* Data to process

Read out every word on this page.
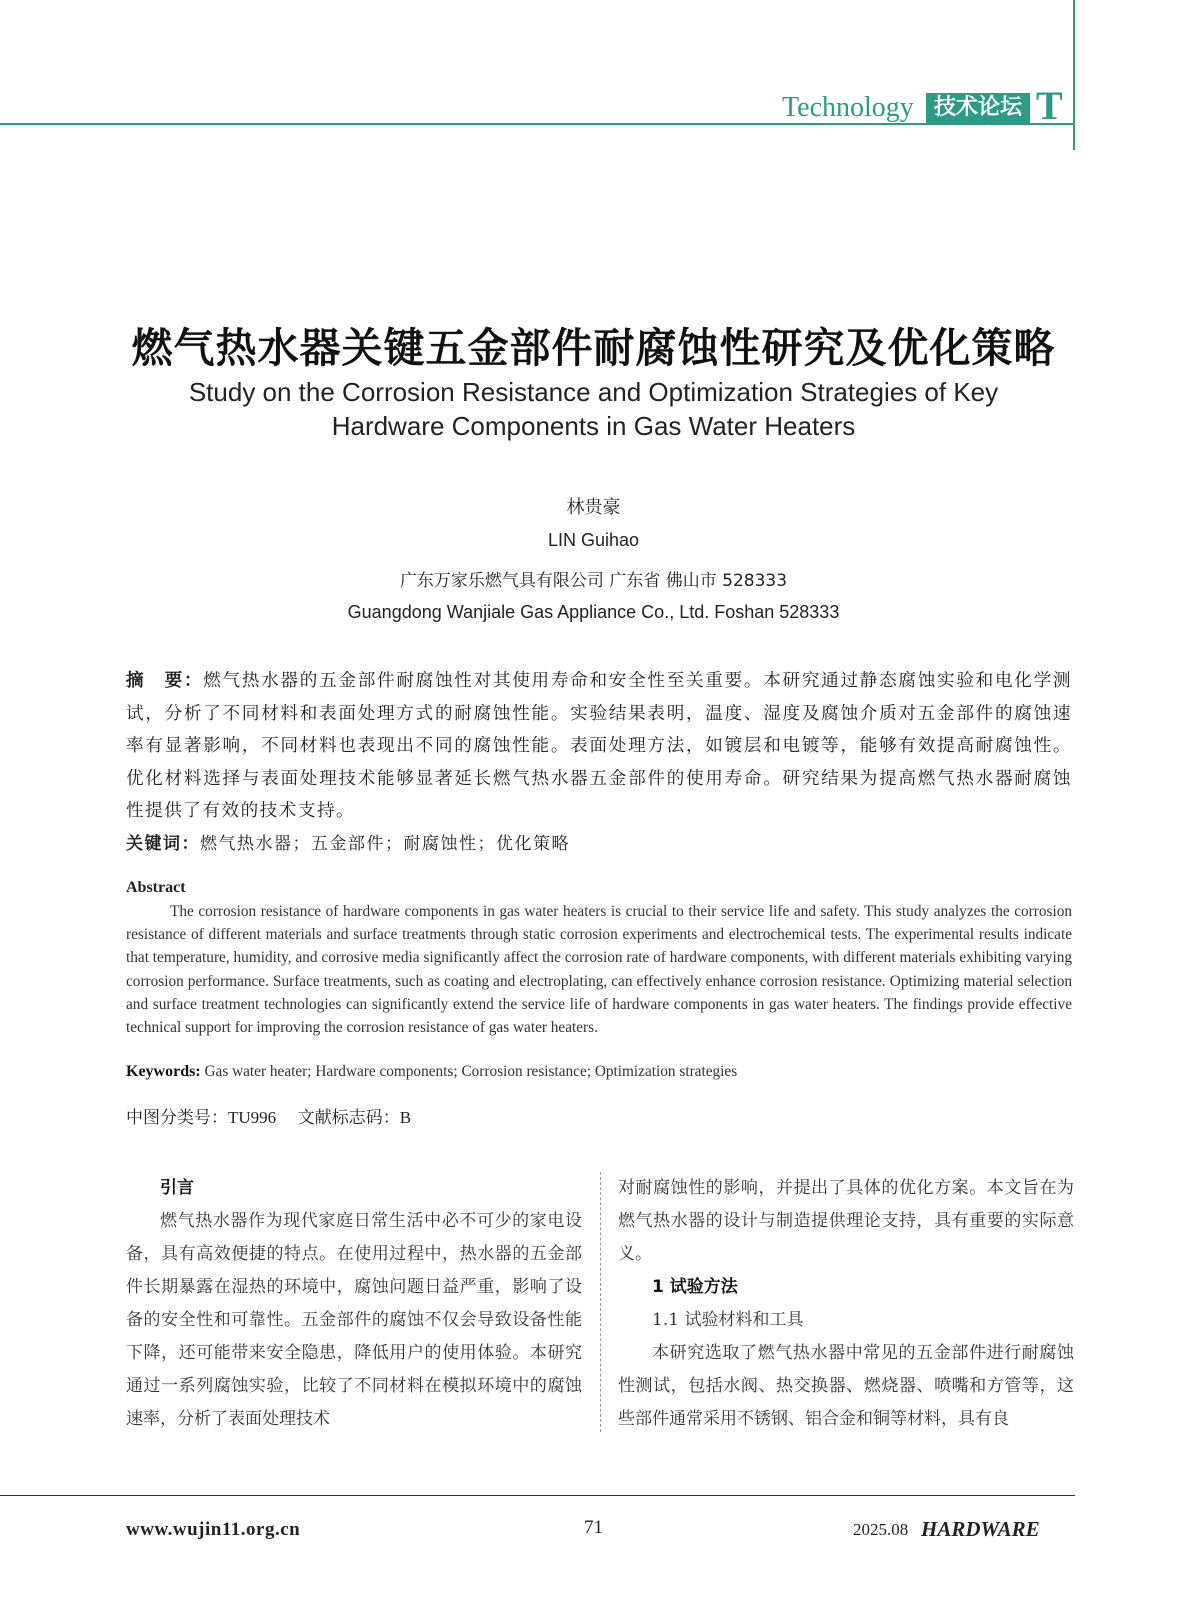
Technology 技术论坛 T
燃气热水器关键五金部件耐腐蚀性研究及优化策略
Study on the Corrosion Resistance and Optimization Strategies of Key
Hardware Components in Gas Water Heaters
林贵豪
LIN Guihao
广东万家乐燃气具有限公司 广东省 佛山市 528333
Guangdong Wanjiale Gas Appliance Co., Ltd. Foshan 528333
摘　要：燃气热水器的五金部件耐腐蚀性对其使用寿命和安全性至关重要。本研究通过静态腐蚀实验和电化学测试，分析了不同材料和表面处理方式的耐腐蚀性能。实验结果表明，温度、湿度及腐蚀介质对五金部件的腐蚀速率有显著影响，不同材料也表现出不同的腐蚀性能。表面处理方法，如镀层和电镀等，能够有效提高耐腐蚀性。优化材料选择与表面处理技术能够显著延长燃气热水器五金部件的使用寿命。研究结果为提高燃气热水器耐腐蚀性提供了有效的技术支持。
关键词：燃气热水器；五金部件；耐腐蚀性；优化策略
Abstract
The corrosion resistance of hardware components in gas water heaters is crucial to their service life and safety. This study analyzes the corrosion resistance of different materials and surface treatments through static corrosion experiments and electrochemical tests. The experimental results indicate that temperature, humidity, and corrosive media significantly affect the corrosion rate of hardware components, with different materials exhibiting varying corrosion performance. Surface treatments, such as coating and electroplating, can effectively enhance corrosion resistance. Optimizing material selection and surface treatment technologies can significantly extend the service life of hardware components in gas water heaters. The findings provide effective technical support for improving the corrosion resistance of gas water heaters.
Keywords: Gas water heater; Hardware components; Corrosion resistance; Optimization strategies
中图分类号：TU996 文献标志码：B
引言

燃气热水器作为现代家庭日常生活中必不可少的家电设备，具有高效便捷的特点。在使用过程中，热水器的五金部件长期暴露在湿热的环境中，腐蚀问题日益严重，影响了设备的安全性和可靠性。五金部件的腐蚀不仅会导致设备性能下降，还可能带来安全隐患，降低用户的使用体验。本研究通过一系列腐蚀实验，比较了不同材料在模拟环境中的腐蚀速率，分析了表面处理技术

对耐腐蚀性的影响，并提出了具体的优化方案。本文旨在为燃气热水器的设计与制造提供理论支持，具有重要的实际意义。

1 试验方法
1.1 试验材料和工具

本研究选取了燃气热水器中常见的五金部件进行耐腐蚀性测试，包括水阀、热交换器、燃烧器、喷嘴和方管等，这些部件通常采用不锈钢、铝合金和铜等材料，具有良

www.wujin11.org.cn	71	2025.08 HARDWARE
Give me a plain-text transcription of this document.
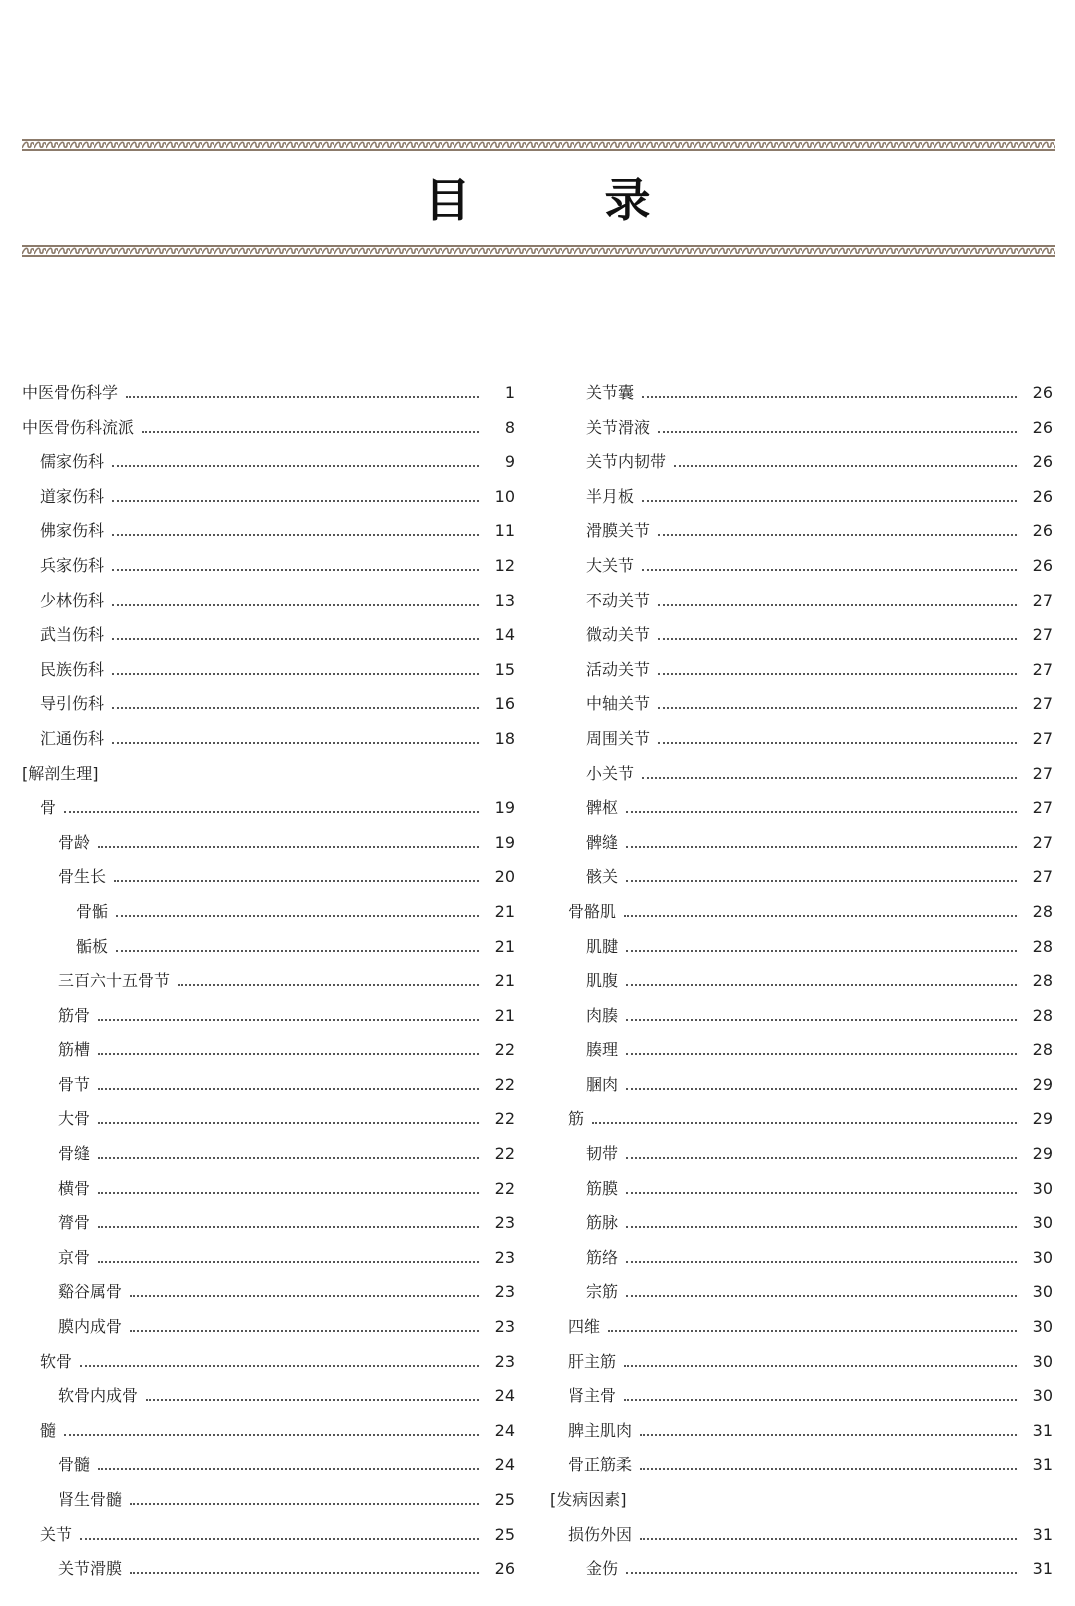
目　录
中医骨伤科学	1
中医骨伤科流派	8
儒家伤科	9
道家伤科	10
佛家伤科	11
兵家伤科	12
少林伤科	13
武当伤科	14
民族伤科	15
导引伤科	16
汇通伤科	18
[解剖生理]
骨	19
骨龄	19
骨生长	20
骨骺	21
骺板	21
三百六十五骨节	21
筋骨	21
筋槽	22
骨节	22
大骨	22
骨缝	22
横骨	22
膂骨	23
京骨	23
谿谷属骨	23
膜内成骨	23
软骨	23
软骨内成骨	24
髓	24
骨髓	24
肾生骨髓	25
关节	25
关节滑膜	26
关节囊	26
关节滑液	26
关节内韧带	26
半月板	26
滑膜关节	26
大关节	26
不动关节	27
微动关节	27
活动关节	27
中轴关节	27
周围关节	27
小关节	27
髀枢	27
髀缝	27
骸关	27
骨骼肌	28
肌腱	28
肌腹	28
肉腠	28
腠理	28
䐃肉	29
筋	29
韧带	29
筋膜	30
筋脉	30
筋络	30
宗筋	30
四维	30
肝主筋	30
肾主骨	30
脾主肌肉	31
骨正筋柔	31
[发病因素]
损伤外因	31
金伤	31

* Task objective
Pictures must be left out. Repeat exactly the lines from the one containing "Give me a plain-text" through the final line of the data.

* Written solution
Give me a plain-text transcription of this document.
目　录
中医骨伤科学	1
中医骨伤科流派	8
儒家伤科	9
道家伤科	10
佛家伤科	11
兵家伤科	12
少林伤科	13
武当伤科	14
民族伤科	15
导引伤科	16
汇通伤科	18
[解剖生理]
骨	19
骨龄	19
骨生长	20
骨骺	21
骺板	21
三百六十五骨节	21
筋骨	21
筋槽	22
骨节	22
大骨	22
骨缝	22
横骨	22
膂骨	23
京骨	23
谿谷属骨	23
膜内成骨	23
软骨	23
软骨内成骨	24
髓	24
骨髓	24
肾生骨髓	25
关节	25
关节滑膜	26
关节囊	26
关节滑液	26
关节内韧带	26
半月板	26
滑膜关节	26
大关节	26
不动关节	27
微动关节	27
活动关节	27
中轴关节	27
周围关节	27
小关节	27
髀枢	27
髀缝	27
骸关	27
骨骼肌	28
肌腱	28
肌腹	28
肉腠	28
腠理	28
䐃肉	29
筋	29
韧带	29
筋膜	30
筋脉	30
筋络	30
宗筋	30
四维	30
肝主筋	30
肾主骨	30
脾主肌肉	31
骨正筋柔	31
[发病因素]
损伤外因	31
金伤	31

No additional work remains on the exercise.